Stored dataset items
━━━━━━━━━━
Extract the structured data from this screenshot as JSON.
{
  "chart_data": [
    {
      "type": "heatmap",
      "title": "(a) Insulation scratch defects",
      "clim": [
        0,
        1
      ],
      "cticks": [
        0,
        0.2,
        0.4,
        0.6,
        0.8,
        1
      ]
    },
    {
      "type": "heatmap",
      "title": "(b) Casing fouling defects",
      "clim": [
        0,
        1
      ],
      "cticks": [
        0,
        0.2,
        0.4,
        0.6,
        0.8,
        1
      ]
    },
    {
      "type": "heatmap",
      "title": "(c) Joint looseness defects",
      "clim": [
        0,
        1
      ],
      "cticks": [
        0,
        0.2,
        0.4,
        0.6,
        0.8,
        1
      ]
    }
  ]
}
━━━━━━━━━━
> **Written request**
Copy the material above verbatim.

> **Solution**
Extract the structured data from this screenshot as JSON.
{
  "chart_data": [
    {
      "type": "heatmap",
      "title": "(a) Insulation scratch defects",
      "clim": [
        0,
        1
      ],
      "cticks": [
        0,
        0.2,
        0.4,
        0.6,
        0.8,
        1
      ]
    },
    {
      "type": "heatmap",
      "title": "(b) Casing fouling defects",
      "clim": [
        0,
        1
      ],
      "cticks": [
        0,
        0.2,
        0.4,
        0.6,
        0.8,
        1
      ]
    },
    {
      "type": "heatmap",
      "title": "(c) Joint looseness defects",
      "clim": [
        0,
        1
      ],
      "cticks": [
        0,
        0.2,
        0.4,
        0.6,
        0.8,
        1
      ]
    }
  ]
}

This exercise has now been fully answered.